# [What is expected]
Take from the listing each line that has the string "JSON".

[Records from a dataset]
○ ○ ○ ○ ○
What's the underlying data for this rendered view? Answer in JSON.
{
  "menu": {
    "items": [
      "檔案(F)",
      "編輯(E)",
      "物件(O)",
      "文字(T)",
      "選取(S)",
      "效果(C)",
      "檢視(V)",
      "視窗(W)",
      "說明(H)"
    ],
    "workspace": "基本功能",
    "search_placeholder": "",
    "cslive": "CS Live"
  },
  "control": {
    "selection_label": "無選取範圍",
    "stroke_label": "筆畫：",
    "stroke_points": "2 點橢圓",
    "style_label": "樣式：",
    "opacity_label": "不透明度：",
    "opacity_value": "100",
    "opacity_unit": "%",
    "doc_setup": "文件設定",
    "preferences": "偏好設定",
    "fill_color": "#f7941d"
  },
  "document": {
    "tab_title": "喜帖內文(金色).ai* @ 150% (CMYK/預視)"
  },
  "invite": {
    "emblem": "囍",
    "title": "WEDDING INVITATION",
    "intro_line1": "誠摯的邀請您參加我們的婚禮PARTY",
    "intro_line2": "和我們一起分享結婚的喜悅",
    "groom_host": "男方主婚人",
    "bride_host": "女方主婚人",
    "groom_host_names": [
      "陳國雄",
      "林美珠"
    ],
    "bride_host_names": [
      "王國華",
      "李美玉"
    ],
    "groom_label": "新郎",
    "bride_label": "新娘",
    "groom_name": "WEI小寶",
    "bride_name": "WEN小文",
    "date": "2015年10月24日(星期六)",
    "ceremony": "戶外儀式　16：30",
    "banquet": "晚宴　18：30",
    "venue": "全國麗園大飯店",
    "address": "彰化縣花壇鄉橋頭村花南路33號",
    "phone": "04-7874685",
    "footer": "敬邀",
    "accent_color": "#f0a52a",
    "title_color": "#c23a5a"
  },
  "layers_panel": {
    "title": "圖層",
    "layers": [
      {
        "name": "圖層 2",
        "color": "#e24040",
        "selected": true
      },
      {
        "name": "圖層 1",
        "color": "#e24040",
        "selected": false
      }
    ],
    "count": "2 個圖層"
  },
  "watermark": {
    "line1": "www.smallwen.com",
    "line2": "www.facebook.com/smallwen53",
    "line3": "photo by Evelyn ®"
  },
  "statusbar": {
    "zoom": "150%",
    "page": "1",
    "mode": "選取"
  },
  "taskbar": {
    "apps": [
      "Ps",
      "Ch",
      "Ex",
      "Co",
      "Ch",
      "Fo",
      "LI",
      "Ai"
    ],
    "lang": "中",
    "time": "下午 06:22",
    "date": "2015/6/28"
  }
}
○ ○ ○ ○ ○
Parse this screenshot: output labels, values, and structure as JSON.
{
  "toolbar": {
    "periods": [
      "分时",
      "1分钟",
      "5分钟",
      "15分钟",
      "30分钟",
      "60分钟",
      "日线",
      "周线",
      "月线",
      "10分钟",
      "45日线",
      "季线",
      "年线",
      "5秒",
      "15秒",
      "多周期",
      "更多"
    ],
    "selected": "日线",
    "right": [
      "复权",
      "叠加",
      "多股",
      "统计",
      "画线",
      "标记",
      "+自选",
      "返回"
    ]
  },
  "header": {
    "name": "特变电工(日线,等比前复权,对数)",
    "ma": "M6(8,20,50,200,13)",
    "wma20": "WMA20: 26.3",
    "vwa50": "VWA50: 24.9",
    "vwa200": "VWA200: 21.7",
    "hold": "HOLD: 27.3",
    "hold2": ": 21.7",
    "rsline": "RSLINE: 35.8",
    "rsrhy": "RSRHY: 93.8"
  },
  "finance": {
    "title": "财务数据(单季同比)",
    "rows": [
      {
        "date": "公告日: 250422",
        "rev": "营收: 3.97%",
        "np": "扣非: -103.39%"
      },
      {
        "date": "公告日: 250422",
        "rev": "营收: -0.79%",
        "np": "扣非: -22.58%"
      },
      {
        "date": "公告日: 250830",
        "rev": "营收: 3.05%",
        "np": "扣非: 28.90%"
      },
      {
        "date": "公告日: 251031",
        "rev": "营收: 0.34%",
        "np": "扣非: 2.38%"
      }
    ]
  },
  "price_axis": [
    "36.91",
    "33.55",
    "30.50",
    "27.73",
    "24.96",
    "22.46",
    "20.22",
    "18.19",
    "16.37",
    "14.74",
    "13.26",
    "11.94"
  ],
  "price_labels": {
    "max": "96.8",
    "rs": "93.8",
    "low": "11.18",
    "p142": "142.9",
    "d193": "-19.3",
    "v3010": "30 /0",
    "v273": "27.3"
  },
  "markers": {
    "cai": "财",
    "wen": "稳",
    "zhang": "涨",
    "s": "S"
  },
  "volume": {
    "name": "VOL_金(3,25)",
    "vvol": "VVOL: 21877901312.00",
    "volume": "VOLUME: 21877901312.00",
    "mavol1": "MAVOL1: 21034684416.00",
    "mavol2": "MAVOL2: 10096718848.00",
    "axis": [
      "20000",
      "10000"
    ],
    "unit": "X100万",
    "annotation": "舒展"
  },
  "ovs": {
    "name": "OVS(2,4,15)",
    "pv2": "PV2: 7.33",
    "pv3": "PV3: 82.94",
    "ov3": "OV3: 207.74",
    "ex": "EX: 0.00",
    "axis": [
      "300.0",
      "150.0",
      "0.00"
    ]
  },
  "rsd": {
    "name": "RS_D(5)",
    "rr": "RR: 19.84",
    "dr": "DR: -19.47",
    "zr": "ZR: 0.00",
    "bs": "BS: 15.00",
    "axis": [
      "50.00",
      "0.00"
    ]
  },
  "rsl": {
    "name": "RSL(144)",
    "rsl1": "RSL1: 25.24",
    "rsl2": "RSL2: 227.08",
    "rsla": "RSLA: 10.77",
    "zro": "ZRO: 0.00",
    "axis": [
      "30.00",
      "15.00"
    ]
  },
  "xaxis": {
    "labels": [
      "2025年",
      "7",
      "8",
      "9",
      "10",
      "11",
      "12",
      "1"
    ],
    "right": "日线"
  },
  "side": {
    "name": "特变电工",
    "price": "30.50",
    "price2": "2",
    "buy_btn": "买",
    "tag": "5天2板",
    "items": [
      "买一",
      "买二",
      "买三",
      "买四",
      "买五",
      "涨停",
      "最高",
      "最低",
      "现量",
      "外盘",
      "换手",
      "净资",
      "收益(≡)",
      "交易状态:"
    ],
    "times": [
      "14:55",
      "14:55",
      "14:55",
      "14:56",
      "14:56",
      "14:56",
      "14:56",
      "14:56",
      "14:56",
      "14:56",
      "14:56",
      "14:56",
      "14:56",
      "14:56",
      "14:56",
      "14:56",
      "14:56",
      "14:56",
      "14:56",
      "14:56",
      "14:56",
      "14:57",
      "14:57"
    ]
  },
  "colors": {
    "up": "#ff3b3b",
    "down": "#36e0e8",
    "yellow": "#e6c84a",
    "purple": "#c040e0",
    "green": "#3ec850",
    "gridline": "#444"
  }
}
○ ○ ○ ○ ○
# [Result of the task]
What's the underlying data for this rendered view? Answer in JSON.
Parse this screenshot: output labels, values, and structure as JSON.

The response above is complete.